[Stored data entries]
################

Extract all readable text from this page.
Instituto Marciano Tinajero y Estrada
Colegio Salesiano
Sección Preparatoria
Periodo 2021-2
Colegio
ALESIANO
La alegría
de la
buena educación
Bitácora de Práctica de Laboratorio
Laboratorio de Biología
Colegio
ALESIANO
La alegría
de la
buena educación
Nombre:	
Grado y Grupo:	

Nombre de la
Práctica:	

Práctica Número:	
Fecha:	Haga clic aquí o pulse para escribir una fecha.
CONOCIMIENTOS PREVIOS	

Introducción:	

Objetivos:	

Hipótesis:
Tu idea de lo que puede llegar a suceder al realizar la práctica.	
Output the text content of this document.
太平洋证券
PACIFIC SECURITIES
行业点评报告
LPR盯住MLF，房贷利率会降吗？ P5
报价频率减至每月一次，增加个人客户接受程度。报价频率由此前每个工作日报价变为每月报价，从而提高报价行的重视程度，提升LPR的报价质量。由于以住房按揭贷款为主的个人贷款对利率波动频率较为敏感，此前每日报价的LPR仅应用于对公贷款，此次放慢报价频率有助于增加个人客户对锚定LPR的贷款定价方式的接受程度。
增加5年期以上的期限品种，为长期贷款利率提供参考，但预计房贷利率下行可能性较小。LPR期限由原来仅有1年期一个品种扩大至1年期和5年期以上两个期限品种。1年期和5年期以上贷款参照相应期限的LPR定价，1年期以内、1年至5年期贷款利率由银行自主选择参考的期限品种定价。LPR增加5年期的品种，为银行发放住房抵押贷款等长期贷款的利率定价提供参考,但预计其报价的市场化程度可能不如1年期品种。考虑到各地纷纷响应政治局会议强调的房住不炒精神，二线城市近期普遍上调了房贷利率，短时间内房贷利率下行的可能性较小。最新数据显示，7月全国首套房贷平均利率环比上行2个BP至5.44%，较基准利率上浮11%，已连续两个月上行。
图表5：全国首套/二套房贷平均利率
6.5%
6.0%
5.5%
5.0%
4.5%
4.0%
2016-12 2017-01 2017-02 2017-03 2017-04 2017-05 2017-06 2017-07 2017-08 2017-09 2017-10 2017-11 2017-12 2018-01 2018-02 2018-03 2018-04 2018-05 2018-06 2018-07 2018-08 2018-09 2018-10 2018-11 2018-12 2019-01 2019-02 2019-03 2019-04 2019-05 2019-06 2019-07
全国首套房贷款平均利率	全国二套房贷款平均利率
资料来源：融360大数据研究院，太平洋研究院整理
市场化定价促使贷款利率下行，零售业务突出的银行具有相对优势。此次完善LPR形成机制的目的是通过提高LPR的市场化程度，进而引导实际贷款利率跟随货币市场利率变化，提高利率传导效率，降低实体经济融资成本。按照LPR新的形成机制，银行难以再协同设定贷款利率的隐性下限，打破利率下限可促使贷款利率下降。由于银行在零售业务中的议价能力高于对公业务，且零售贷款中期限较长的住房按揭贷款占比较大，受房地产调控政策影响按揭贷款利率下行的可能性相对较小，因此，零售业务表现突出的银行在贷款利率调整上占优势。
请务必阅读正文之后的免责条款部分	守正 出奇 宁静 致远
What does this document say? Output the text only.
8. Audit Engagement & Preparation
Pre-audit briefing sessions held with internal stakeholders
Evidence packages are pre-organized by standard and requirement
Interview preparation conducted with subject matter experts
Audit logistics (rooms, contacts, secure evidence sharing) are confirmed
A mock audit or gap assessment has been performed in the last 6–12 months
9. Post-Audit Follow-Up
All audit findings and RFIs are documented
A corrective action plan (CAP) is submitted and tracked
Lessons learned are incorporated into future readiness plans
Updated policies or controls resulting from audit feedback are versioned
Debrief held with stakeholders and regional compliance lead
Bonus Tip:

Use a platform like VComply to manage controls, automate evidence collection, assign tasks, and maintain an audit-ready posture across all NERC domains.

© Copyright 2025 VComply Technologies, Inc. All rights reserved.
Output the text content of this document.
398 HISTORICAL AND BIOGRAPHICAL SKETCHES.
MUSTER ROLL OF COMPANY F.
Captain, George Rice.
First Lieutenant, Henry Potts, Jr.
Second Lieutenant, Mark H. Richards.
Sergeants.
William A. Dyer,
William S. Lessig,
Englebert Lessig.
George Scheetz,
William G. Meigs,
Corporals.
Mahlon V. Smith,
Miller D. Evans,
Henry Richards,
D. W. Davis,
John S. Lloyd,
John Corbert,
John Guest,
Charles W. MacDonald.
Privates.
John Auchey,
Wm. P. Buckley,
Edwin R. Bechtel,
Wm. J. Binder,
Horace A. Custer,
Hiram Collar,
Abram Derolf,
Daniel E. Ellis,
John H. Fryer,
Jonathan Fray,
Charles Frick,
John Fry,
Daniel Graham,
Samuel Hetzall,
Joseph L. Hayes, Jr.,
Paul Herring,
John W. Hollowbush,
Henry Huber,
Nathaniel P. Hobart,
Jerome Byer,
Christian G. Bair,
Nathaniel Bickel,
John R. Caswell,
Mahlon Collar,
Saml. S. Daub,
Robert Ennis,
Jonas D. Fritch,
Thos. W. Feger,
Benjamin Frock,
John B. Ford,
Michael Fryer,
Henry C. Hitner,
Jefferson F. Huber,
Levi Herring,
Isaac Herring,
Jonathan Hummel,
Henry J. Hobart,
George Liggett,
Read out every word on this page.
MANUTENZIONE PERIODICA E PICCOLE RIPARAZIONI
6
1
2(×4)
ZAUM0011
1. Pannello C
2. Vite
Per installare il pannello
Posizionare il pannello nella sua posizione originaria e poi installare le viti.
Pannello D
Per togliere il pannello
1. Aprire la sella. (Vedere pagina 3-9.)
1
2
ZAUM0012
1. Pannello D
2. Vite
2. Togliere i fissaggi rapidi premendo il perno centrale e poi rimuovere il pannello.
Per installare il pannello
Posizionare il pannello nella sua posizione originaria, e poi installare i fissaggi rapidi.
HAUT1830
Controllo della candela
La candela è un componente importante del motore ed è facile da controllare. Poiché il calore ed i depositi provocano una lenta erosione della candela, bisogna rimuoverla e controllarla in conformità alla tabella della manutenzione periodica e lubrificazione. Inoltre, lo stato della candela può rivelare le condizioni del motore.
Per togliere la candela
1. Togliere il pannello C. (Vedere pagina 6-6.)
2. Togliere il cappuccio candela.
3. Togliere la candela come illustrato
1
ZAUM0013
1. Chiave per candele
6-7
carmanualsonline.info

################

(What is needed)
The records above should be repeated in full, exactly as given.

(The result)
Extract all readable text from this page.
Instituto Marciano Tinajero y Estrada
Colegio Salesiano
Sección Preparatoria
Periodo 2021-2
Colegio
ALESIANO
La alegría
de la
buena educación
Bitácora de Práctica de Laboratorio
Laboratorio de Biología
Colegio
ALESIANO
La alegría
de la
buena educación
Nombre:	
Grado y Grupo:	

Nombre de la
Práctica:	

Práctica Número:	
Fecha:	Haga clic aquí o pulse para escribir una fecha.
CONOCIMIENTOS PREVIOS	

Introducción:	

Objetivos:	

Hipótesis:
Tu idea de lo que puede llegar a suceder al realizar la práctica.	
Output the text content of this document.
太平洋证券
PACIFIC SECURITIES
行业点评报告
LPR盯住MLF，房贷利率会降吗？ P5
报价频率减至每月一次，增加个人客户接受程度。报价频率由此前每个工作日报价变为每月报价，从而提高报价行的重视程度，提升LPR的报价质量。由于以住房按揭贷款为主的个人贷款对利率波动频率较为敏感，此前每日报价的LPR仅应用于对公贷款，此次放慢报价频率有助于增加个人客户对锚定LPR的贷款定价方式的接受程度。
增加5年期以上的期限品种，为长期贷款利率提供参考，但预计房贷利率下行可能性较小。LPR期限由原来仅有1年期一个品种扩大至1年期和5年期以上两个期限品种。1年期和5年期以上贷款参照相应期限的LPR定价，1年期以内、1年至5年期贷款利率由银行自主选择参考的期限品种定价。LPR增加5年期的品种，为银行发放住房抵押贷款等长期贷款的利率定价提供参考,但预计其报价的市场化程度可能不如1年期品种。考虑到各地纷纷响应政治局会议强调的房住不炒精神，二线城市近期普遍上调了房贷利率，短时间内房贷利率下行的可能性较小。最新数据显示，7月全国首套房贷平均利率环比上行2个BP至5.44%，较基准利率上浮11%，已连续两个月上行。
图表5：全国首套/二套房贷平均利率
6.5%
6.0%
5.5%
5.0%
4.5%
4.0%
2016-12 2017-01 2017-02 2017-03 2017-04 2017-05 2017-06 2017-07 2017-08 2017-09 2017-10 2017-11 2017-12 2018-01 2018-02 2018-03 2018-04 2018-05 2018-06 2018-07 2018-08 2018-09 2018-10 2018-11 2018-12 2019-01 2019-02 2019-03 2019-04 2019-05 2019-06 2019-07
全国首套房贷款平均利率	全国二套房贷款平均利率
资料来源：融360大数据研究院，太平洋研究院整理
市场化定价促使贷款利率下行，零售业务突出的银行具有相对优势。此次完善LPR形成机制的目的是通过提高LPR的市场化程度，进而引导实际贷款利率跟随货币市场利率变化，提高利率传导效率，降低实体经济融资成本。按照LPR新的形成机制，银行难以再协同设定贷款利率的隐性下限，打破利率下限可促使贷款利率下降。由于银行在零售业务中的议价能力高于对公业务，且零售贷款中期限较长的住房按揭贷款占比较大，受房地产调控政策影响按揭贷款利率下行的可能性相对较小，因此，零售业务表现突出的银行在贷款利率调整上占优势。
请务必阅读正文之后的免责条款部分	守正 出奇 宁静 致远
What does this document say? Output the text only.
8. Audit Engagement & Preparation
Pre-audit briefing sessions held with internal stakeholders
Evidence packages are pre-organized by standard and requirement
Interview preparation conducted with subject matter experts
Audit logistics (rooms, contacts, secure evidence sharing) are confirmed
A mock audit or gap assessment has been performed in the last 6–12 months
9. Post-Audit Follow-Up
All audit findings and RFIs are documented
A corrective action plan (CAP) is submitted and tracked
Lessons learned are incorporated into future readiness plans
Updated policies or controls resulting from audit feedback are versioned
Debrief held with stakeholders and regional compliance lead
Bonus Tip:

Use a platform like VComply to manage controls, automate evidence collection, assign tasks, and maintain an audit-ready posture across all NERC domains.

© Copyright 2025 VComply Technologies, Inc. All rights reserved.
Output the text content of this document.
398 HISTORICAL AND BIOGRAPHICAL SKETCHES.
MUSTER ROLL OF COMPANY F.
Captain, George Rice.
First Lieutenant, Henry Potts, Jr.
Second Lieutenant, Mark H. Richards.
Sergeants.
William A. Dyer,
William S. Lessig,
Englebert Lessig.
George Scheetz,
William G. Meigs,
Corporals.
Mahlon V. Smith,
Miller D. Evans,
Henry Richards,
D. W. Davis,
John S. Lloyd,
John Corbert,
John Guest,
Charles W. MacDonald.
Privates.
John Auchey,
Wm. P. Buckley,
Edwin R. Bechtel,
Wm. J. Binder,
Horace A. Custer,
Hiram Collar,
Abram Derolf,
Daniel E. Ellis,
John H. Fryer,
Jonathan Fray,
Charles Frick,
John Fry,
Daniel Graham,
Samuel Hetzall,
Joseph L. Hayes, Jr.,
Paul Herring,
John W. Hollowbush,
Henry Huber,
Nathaniel P. Hobart,
Jerome Byer,
Christian G. Bair,
Nathaniel Bickel,
John R. Caswell,
Mahlon Collar,
Saml. S. Daub,
Robert Ennis,
Jonas D. Fritch,
Thos. W. Feger,
Benjamin Frock,
John B. Ford,
Michael Fryer,
Henry C. Hitner,
Jefferson F. Huber,
Levi Herring,
Isaac Herring,
Jonathan Hummel,
Henry J. Hobart,
George Liggett,
Read out every word on this page.
MANUTENZIONE PERIODICA E PICCOLE RIPARAZIONI
6
1
2(×4)
ZAUM0011
1. Pannello C
2. Vite
Per installare il pannello
Posizionare il pannello nella sua posizione originaria e poi installare le viti.
Pannello D
Per togliere il pannello
1. Aprire la sella. (Vedere pagina 3-9.)
1
2
ZAUM0012
1. Pannello D
2. Vite
2. Togliere i fissaggi rapidi premendo il perno centrale e poi rimuovere il pannello.
Per installare il pannello
Posizionare il pannello nella sua posizione originaria, e poi installare i fissaggi rapidi.
HAUT1830
Controllo della candela
La candela è un componente importante del motore ed è facile da controllare. Poiché il calore ed i depositi provocano una lenta erosione della candela, bisogna rimuoverla e controllarla in conformità alla tabella della manutenzione periodica e lubrificazione. Inoltre, lo stato della candela può rivelare le condizioni del motore.
Per togliere la candela
1. Togliere il pannello C. (Vedere pagina 6-6.)
2. Togliere il cappuccio candela.
3. Togliere la candela come illustrato
1
ZAUM0013
1. Chiave per candele
6-7
carmanualsonline.info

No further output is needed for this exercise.